| Written task a |
In the passage below about media coverage of the heat wave, replace "shattered" with "broke" and write out the part starting at "North America just" and ending at "You’d be wrong.".
^^^^^^^^
North America just witnessed the hottest month in the history of record keeping (about 117 years). The month of July shattered every previous record, but was certainly not a freak occurrence. So far, the first 7 months of this year have been the warmest on average since records began over a century ago. Media outlets were abuzz with coverage of floods, droughts, fires, and storms, so naturally you’d think climate change would have played a massive role in their coverage.

You’d be wrong.

A great new study by Media Matters for America shows that our major media outlets – from cable news to print – almost completely ignored the role that man-made climate change played in our severe weather.

According to the study, only about 25% of print articles on the massive heat wave even mentioned climate change, while less than 9% of TV news stories about the weather mentioned climate change. Of the major cable outlets, MSNBC devoted the most time to discussing climate change, bringing up the issue in about 88% of their stories on the heat wave.

Not surprisingly, Fox News only mentioned climate change once, and the theory was quickly shot down by conservative hosts.

From the Media Matters report:

Of the six TV outlets included in our analysis, ABC mentioned climate change the least, in only 2% of coverage. Among the cable networks, CNN mentioned climate change the least, in less than 4% of coverage. MSNBC was the only television network to regularly incorporate climate change into primetime segments on extreme heat.
^^^^^^^^
| Written task b |
Copy the lines of the listing below without any change, starting at the line that contains "q5-line3: T₁ = X" and ending at the line that contains "q5-line2: 因 X".
^^^^^^^^
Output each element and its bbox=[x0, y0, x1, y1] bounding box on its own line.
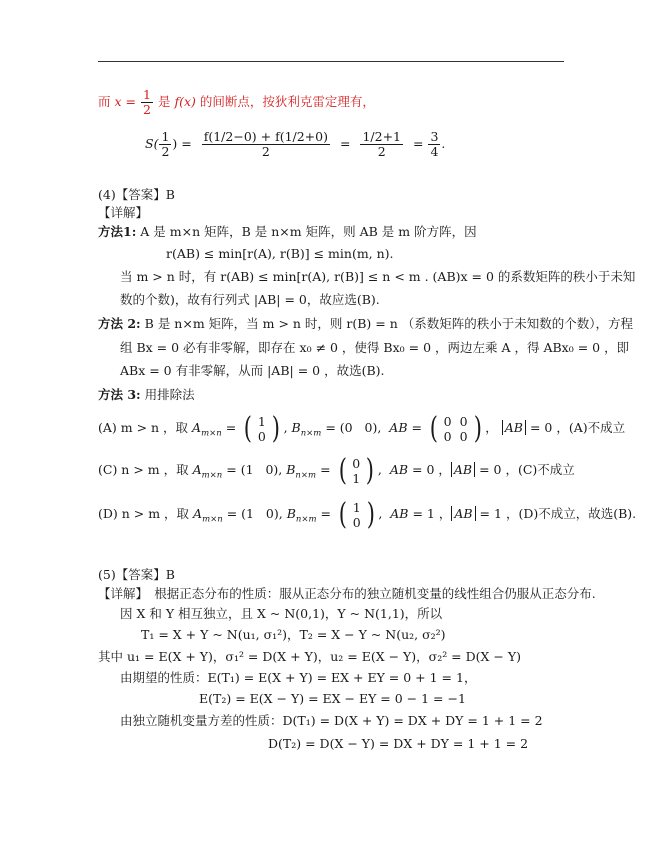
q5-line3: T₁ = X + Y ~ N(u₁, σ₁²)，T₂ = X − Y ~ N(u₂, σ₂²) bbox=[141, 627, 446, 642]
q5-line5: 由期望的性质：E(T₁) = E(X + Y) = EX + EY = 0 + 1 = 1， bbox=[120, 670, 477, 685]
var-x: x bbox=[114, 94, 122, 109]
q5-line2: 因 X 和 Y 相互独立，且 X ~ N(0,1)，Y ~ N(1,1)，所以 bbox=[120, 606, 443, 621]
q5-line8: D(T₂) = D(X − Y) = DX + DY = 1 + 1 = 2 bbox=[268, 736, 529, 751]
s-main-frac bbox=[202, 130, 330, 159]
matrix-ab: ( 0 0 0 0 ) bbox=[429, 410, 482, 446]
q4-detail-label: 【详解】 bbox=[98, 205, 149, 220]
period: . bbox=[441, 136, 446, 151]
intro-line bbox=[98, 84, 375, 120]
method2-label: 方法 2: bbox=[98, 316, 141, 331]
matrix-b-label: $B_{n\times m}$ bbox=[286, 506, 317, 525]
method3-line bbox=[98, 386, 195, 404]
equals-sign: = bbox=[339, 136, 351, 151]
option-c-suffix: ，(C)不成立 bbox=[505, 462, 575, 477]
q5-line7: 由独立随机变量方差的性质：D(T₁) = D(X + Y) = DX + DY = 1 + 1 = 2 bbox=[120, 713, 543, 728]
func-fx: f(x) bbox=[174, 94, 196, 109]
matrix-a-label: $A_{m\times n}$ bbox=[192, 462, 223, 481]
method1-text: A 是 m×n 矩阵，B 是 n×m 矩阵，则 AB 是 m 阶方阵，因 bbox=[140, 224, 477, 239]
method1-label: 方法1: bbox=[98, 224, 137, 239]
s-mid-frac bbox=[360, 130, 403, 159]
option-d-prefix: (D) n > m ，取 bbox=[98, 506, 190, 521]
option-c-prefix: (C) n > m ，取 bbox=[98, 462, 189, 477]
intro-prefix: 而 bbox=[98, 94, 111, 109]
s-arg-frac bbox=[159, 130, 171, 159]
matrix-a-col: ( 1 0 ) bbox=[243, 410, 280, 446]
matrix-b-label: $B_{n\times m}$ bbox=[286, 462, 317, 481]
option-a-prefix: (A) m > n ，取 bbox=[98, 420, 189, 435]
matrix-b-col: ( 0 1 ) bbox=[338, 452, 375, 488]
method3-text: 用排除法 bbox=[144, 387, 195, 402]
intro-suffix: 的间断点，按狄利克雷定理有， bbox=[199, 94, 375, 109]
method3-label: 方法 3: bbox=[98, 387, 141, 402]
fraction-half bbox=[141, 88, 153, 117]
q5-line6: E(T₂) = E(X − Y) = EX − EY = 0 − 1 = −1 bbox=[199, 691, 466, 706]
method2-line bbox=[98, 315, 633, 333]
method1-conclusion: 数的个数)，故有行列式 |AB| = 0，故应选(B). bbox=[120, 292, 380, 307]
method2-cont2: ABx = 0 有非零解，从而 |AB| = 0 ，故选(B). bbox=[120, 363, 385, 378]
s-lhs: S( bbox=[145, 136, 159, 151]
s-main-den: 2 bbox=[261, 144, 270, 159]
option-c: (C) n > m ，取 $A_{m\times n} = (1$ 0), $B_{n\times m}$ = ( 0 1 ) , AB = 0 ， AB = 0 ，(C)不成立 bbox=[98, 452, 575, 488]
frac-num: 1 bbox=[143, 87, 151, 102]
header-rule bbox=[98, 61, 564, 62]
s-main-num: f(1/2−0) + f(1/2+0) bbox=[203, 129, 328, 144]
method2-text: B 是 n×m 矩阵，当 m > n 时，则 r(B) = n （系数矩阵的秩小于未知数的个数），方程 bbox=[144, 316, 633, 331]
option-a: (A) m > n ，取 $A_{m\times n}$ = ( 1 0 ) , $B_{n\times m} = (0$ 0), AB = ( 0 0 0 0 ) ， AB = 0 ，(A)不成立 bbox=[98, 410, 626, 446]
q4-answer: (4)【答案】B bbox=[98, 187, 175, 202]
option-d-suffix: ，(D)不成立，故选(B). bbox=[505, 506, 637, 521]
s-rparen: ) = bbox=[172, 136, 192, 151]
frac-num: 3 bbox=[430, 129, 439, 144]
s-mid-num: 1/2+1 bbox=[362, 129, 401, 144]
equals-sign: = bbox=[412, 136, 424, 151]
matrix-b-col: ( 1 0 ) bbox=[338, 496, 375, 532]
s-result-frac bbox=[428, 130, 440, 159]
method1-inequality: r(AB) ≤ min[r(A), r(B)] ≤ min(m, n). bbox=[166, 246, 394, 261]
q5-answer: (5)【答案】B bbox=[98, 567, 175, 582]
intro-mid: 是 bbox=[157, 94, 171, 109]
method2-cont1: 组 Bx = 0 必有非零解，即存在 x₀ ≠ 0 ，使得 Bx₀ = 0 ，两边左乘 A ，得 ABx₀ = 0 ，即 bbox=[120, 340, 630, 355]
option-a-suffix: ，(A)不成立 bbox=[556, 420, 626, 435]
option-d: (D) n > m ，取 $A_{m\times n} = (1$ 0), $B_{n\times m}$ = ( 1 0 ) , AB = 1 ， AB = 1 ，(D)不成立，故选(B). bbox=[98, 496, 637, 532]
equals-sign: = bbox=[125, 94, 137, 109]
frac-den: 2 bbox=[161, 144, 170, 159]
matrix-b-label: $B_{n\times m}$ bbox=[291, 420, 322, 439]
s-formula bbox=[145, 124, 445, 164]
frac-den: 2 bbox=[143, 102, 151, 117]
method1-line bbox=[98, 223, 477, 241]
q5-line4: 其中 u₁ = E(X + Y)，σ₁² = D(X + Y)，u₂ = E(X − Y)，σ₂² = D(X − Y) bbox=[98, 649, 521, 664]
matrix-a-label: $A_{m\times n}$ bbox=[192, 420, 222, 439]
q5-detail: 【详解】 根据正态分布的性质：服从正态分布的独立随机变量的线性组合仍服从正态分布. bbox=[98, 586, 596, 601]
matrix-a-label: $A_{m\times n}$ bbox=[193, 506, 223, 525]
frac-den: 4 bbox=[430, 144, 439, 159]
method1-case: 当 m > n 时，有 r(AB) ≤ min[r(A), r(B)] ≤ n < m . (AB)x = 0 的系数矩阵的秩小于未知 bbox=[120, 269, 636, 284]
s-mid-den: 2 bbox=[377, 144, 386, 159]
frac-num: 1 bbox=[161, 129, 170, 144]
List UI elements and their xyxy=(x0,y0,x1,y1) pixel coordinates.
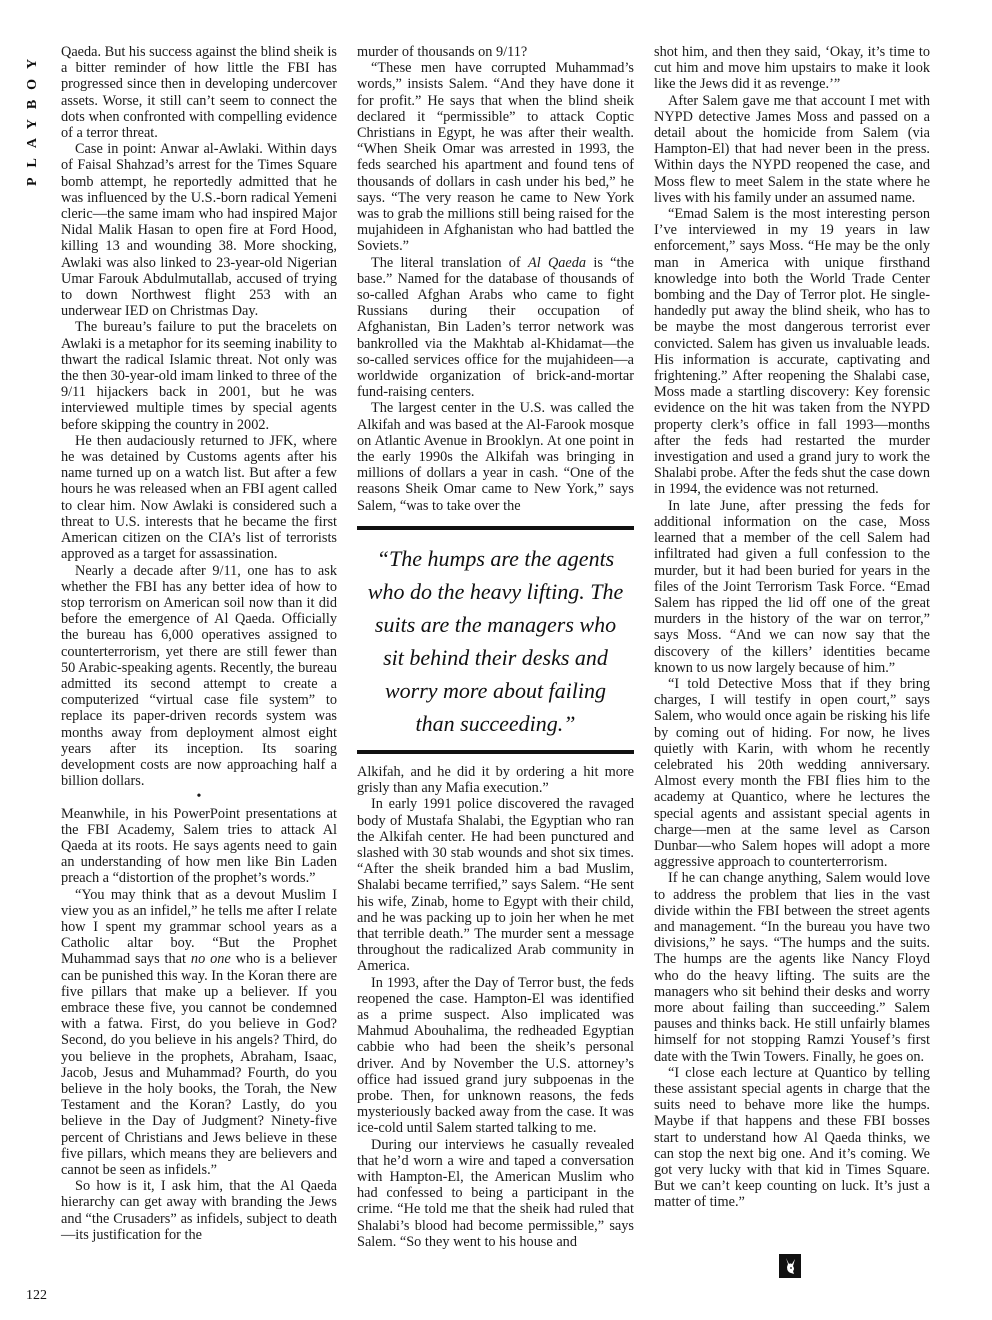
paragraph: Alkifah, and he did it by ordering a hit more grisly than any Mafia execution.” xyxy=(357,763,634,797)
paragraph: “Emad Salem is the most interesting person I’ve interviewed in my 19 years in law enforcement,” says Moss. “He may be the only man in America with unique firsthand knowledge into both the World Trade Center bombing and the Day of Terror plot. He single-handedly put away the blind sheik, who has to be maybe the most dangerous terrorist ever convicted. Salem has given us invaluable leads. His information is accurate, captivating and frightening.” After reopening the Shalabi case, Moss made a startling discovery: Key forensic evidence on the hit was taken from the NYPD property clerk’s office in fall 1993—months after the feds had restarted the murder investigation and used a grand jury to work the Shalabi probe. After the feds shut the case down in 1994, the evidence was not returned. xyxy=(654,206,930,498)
^^^^^^^^
| Finished answer a |
North America just witnessed the hottest month in the history of record keeping (about 117 years). The month of July broke every previous record, but was certainly not a freak occurrence. So far, the first 7 months of this year have been the warmest on average since records began over a century ago. Media outlets were abuzz with coverage of floods, droughts, fires, and storms, so naturally you’d think climate change would have played a massive role in their coverage.

You’d be wrong.

| Finished answer b |
q5-line3: T₁ = X + Y ~ N(u₁, σ₁²)，T₂ = X − Y ~ N(u₂, σ₂²) bbox=[141, 627, 446, 642]
q5-line5: 由期望的性质：E(T₁) = E(X + Y) = EX + EY = 0 + 1 = 1， bbox=[120, 670, 477, 685]
var-x: x bbox=[114, 94, 122, 109]
q5-line2: 因 X 和 Y 相互独立，且 X ~ N(0,1)，Y ~ N(1,1)，所以 bbox=[120, 606, 443, 621]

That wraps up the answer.